▶ [GOAL]:
Give the entries again, word for word.

┌─ THE RECORDS

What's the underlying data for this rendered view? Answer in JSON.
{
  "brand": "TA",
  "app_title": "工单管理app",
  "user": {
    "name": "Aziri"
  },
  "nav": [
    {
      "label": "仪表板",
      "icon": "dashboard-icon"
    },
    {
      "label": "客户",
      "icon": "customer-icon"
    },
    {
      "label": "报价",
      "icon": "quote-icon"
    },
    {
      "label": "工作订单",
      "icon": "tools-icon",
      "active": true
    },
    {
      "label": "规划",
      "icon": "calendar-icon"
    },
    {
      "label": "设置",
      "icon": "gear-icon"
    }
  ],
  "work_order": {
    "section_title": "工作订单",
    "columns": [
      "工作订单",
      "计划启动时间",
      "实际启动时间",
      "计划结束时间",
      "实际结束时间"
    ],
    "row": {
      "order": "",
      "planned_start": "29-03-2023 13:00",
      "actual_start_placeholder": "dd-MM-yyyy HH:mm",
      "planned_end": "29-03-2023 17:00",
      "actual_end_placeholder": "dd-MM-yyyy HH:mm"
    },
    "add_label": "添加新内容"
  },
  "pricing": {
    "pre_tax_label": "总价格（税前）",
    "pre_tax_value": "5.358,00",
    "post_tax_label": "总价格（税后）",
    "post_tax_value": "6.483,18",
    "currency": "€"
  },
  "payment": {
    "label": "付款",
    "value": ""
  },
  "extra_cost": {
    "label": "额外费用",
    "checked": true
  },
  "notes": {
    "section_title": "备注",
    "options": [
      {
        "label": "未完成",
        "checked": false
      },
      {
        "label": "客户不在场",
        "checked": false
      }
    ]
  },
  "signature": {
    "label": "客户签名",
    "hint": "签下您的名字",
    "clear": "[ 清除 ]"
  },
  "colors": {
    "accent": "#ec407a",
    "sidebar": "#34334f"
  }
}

└─

▶ [REPLY]:
What's the underlying data for this rendered view? Answer in JSON.
{
  "brand": "TA",
  "app_title": "工单管理app",
  "user": {
    "name": "Aziri"
  },
  "nav": [
    {
      "label": "仪表板",
      "icon": "dashboard-icon"
    },
    {
      "label": "客户",
      "icon": "customer-icon"
    },
    {
      "label": "报价",
      "icon": "quote-icon"
    },
    {
      "label": "工作订单",
      "icon": "tools-icon",
      "active": true
    },
    {
      "label": "规划",
      "icon": "calendar-icon"
    },
    {
      "label": "设置",
      "icon": "gear-icon"
    }
  ],
  "work_order": {
    "section_title": "工作订单",
    "columns": [
      "工作订单",
      "计划启动时间",
      "实际启动时间",
      "计划结束时间",
      "实际结束时间"
    ],
    "row": {
      "order": "",
      "planned_start": "29-03-2023 13:00",
      "actual_start_placeholder": "dd-MM-yyyy HH:mm",
      "planned_end": "29-03-2023 17:00",
      "actual_end_placeholder": "dd-MM-yyyy HH:mm"
    },
    "add_label": "添加新内容"
  },
  "pricing": {
    "pre_tax_label": "总价格（税前）",
    "pre_tax_value": "5.358,00",
    "post_tax_label": "总价格（税后）",
    "post_tax_value": "6.483,18",
    "currency": "€"
  },
  "payment": {
    "label": "付款",
    "value": ""
  },
  "extra_cost": {
    "label": "额外费用",
    "checked": true
  },
  "notes": {
    "section_title": "备注",
    "options": [
      {
        "label": "未完成",
        "checked": false
      },
      {
        "label": "客户不在场",
        "checked": false
      }
    ]
  },
  "signature": {
    "label": "客户签名",
    "hint": "签下您的名字",
    "clear": "[ 清除 ]"
  },
  "colors": {
    "accent": "#ec407a",
    "sidebar": "#34334f"
  }
}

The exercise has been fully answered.